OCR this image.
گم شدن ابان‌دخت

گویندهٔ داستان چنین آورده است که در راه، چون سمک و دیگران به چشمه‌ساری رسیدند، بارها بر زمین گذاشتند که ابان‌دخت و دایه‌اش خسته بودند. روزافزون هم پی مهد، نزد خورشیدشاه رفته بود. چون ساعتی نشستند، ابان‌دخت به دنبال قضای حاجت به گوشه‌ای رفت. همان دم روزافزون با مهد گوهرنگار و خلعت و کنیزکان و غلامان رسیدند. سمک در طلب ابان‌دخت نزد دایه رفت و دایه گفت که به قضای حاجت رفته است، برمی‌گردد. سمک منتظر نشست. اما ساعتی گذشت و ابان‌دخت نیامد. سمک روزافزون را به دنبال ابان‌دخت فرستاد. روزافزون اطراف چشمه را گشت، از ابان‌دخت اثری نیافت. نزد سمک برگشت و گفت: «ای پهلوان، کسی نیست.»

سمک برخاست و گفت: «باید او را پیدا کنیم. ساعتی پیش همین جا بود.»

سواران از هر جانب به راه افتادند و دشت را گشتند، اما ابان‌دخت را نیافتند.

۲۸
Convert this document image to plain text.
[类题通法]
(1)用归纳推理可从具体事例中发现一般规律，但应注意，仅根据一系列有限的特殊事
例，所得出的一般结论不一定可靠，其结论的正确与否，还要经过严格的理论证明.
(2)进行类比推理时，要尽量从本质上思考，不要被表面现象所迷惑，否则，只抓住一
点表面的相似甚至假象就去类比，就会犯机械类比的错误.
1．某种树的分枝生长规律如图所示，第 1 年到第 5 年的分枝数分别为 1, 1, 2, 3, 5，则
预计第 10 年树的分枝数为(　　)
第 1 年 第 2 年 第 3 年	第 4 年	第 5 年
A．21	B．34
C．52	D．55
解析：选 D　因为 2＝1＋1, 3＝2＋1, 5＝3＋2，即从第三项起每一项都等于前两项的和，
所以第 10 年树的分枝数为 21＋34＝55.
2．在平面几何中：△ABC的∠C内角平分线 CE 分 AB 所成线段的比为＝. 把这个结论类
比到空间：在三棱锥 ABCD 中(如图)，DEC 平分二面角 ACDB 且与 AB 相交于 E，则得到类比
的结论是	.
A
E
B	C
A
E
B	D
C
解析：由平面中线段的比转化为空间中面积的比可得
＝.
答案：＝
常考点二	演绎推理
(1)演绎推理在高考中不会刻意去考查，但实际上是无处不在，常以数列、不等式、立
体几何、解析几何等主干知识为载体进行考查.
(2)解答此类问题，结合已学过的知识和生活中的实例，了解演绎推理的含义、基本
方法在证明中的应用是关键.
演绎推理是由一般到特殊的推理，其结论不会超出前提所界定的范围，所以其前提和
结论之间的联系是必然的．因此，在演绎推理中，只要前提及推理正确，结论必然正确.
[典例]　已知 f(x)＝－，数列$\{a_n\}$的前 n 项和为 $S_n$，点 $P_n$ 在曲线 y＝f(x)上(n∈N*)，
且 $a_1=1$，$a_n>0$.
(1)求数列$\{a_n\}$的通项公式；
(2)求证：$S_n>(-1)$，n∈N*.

#### [EXERCISE BRIEF]
Filter for "image". Return all lines that hold it.

#### [TASK OUTPUT]
OCR this image.
Convert this document image to plain text.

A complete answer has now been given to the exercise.